▶ **TASK REQUIREMENTS**:
Give an exact copy of every line, leaving images out.

### RECORDS FOR THIS EXERCISE ###

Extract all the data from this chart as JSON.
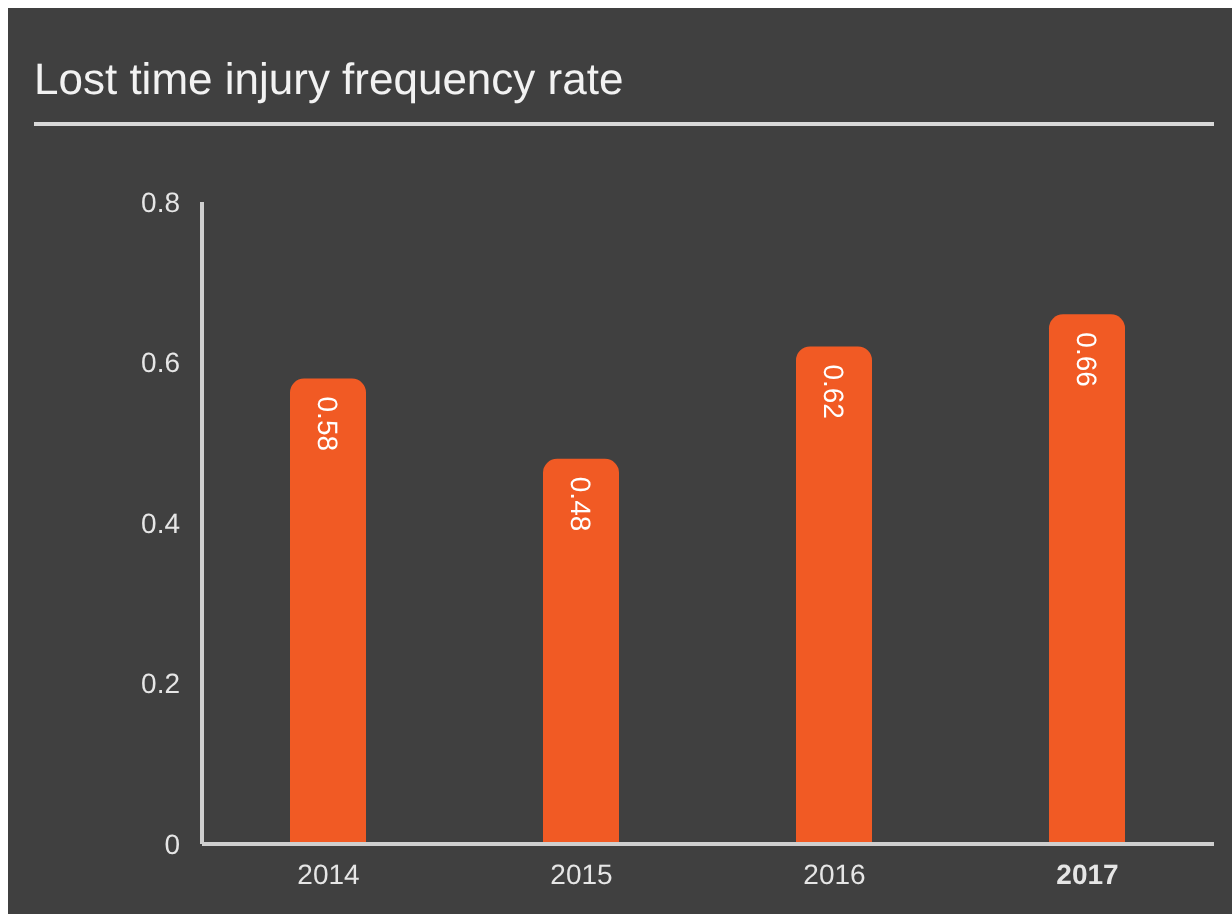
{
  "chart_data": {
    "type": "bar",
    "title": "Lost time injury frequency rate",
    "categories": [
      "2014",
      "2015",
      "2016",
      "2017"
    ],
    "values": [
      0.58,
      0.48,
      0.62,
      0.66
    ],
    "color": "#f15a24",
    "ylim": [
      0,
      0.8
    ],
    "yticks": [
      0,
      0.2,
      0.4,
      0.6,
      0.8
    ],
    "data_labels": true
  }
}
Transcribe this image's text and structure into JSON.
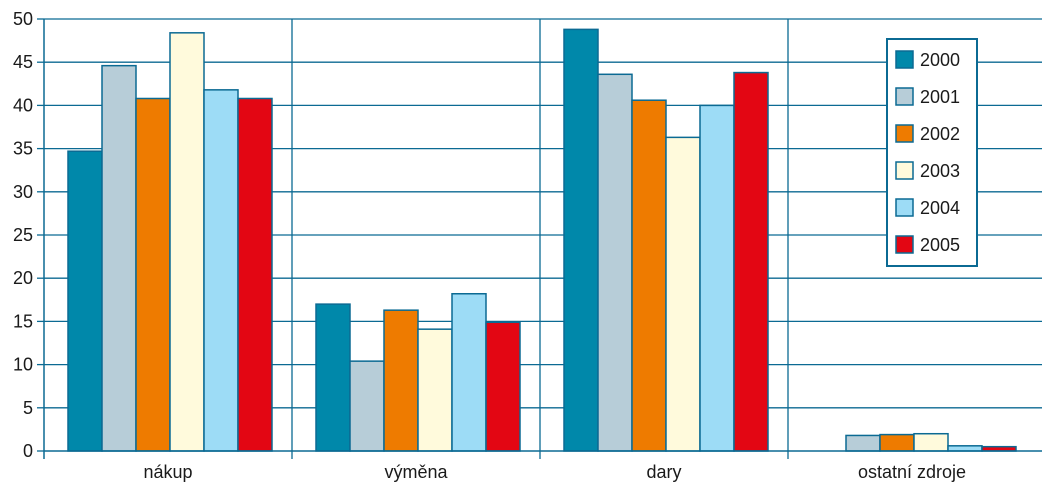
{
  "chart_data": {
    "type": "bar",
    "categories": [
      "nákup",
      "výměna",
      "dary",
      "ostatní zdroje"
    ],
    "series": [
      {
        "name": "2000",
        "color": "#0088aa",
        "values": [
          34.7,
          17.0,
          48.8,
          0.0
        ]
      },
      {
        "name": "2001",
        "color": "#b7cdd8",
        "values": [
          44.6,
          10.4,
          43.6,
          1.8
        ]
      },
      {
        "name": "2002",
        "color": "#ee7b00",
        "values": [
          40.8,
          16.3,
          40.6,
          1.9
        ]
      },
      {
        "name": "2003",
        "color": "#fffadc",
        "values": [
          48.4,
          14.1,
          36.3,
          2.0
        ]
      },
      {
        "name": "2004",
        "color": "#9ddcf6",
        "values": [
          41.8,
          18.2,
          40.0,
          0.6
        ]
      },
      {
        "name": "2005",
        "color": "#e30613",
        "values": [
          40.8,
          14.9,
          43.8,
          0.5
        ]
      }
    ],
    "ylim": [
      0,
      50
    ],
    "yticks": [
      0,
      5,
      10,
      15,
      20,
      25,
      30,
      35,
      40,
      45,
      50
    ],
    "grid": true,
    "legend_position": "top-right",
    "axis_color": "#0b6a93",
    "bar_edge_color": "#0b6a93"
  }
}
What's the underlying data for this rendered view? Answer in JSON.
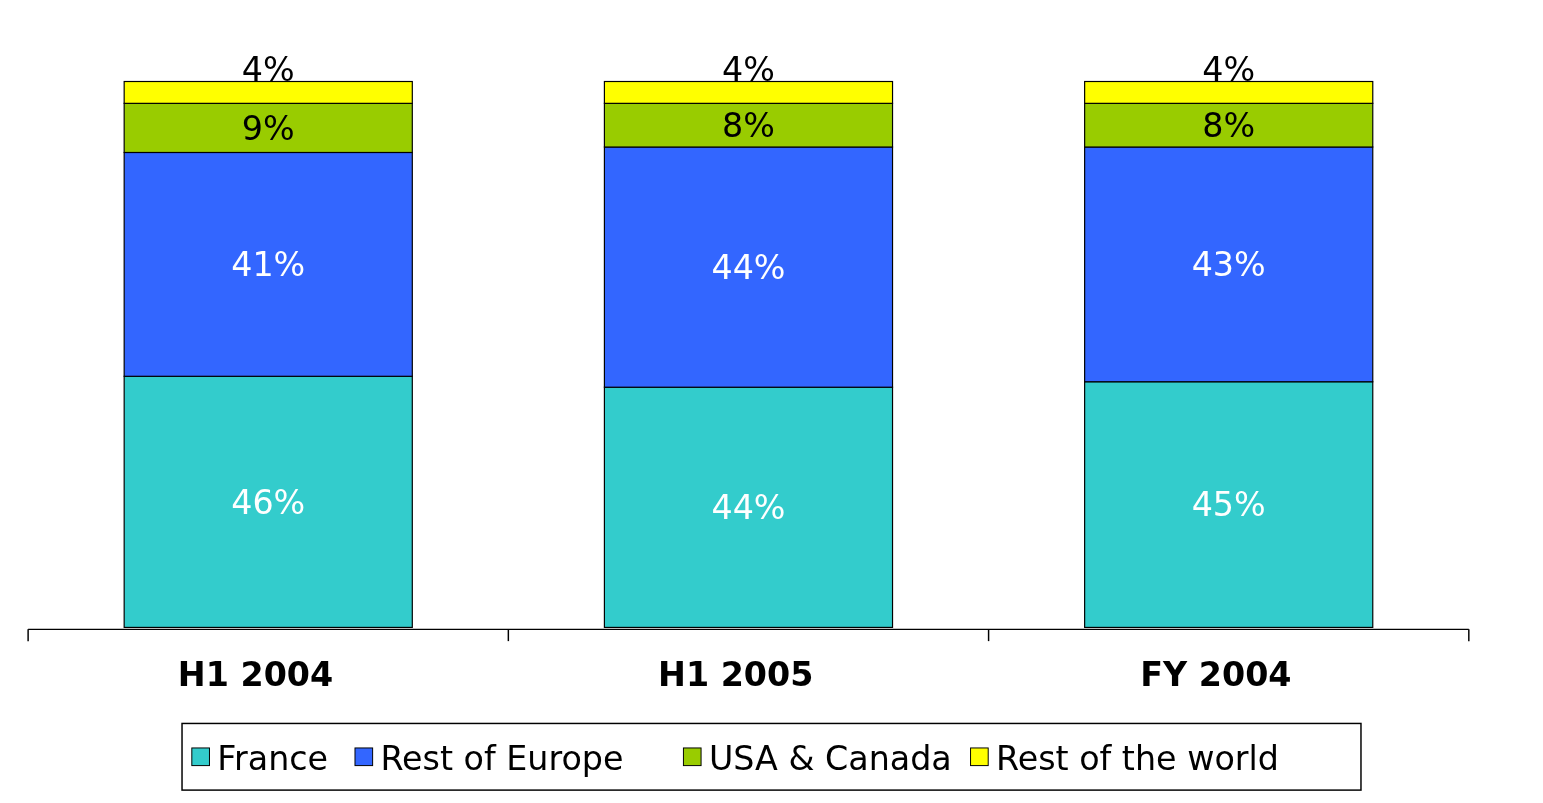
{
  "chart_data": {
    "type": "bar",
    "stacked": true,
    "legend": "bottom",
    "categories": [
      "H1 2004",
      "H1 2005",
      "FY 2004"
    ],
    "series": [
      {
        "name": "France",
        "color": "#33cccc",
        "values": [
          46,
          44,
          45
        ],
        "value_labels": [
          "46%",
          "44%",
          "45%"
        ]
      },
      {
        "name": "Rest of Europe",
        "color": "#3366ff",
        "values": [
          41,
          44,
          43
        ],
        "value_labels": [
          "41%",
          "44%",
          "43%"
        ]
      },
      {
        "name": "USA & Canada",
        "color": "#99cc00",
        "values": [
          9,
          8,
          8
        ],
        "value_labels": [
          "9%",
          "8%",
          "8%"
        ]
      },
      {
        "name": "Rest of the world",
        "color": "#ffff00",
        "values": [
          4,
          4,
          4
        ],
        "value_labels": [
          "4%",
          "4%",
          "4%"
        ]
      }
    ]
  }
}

###

▶ **ANSWER**:
Extract all the data from this chart as JSON.
{
  "chart_data": {
    "type": "bar",
    "title": "Lost time injury frequency rate",
    "categories": [
      "2014",
      "2015",
      "2016",
      "2017"
    ],
    "values": [
      0.58,
      0.48,
      0.62,
      0.66
    ],
    "color": "#f15a24",
    "ylim": [
      0,
      0.8
    ],
    "yticks": [
      0,
      0.2,
      0.4,
      0.6,
      0.8
    ],
    "data_labels": true
  }
}
Transcribe this image's text and structure into JSON.
{
  "chart_data": {
    "type": "bar",
    "categories": [
      "nákup",
      "výměna",
      "dary",
      "ostatní zdroje"
    ],
    "series": [
      {
        "name": "2000",
        "color": "#0088aa",
        "values": [
          34.7,
          17.0,
          48.8,
          0.0
        ]
      },
      {
        "name": "2001",
        "color": "#b7cdd8",
        "values": [
          44.6,
          10.4,
          43.6,
          1.8
        ]
      },
      {
        "name": "2002",
        "color": "#ee7b00",
        "values": [
          40.8,
          16.3,
          40.6,
          1.9
        ]
      },
      {
        "name": "2003",
        "color": "#fffadc",
        "values": [
          48.4,
          14.1,
          36.3,
          2.0
        ]
      },
      {
        "name": "2004",
        "color": "#9ddcf6",
        "values": [
          41.8,
          18.2,
          40.0,
          0.6
        ]
      },
      {
        "name": "2005",
        "color": "#e30613",
        "values": [
          40.8,
          14.9,
          43.8,
          0.5
        ]
      }
    ],
    "ylim": [
      0,
      50
    ],
    "yticks": [
      0,
      5,
      10,
      15,
      20,
      25,
      30,
      35,
      40,
      45,
      50
    ],
    "grid": true,
    "legend_position": "top-right",
    "axis_color": "#0b6a93",
    "bar_edge_color": "#0b6a93"
  }
}
What's the underlying data for this rendered view? Answer in JSON.
{
  "chart_data": {
    "type": "bar",
    "stacked": true,
    "legend": "bottom",
    "categories": [
      "H1 2004",
      "H1 2005",
      "FY 2004"
    ],
    "series": [
      {
        "name": "France",
        "color": "#33cccc",
        "values": [
          46,
          44,
          45
        ],
        "value_labels": [
          "46%",
          "44%",
          "45%"
        ]
      },
      {
        "name": "Rest of Europe",
        "color": "#3366ff",
        "values": [
          41,
          44,
          43
        ],
        "value_labels": [
          "41%",
          "44%",
          "43%"
        ]
      },
      {
        "name": "USA & Canada",
        "color": "#99cc00",
        "values": [
          9,
          8,
          8
        ],
        "value_labels": [
          "9%",
          "8%",
          "8%"
        ]
      },
      {
        "name": "Rest of the world",
        "color": "#ffff00",
        "values": [
          4,
          4,
          4
        ],
        "value_labels": [
          "4%",
          "4%",
          "4%"
        ]
      }
    ]
  }
}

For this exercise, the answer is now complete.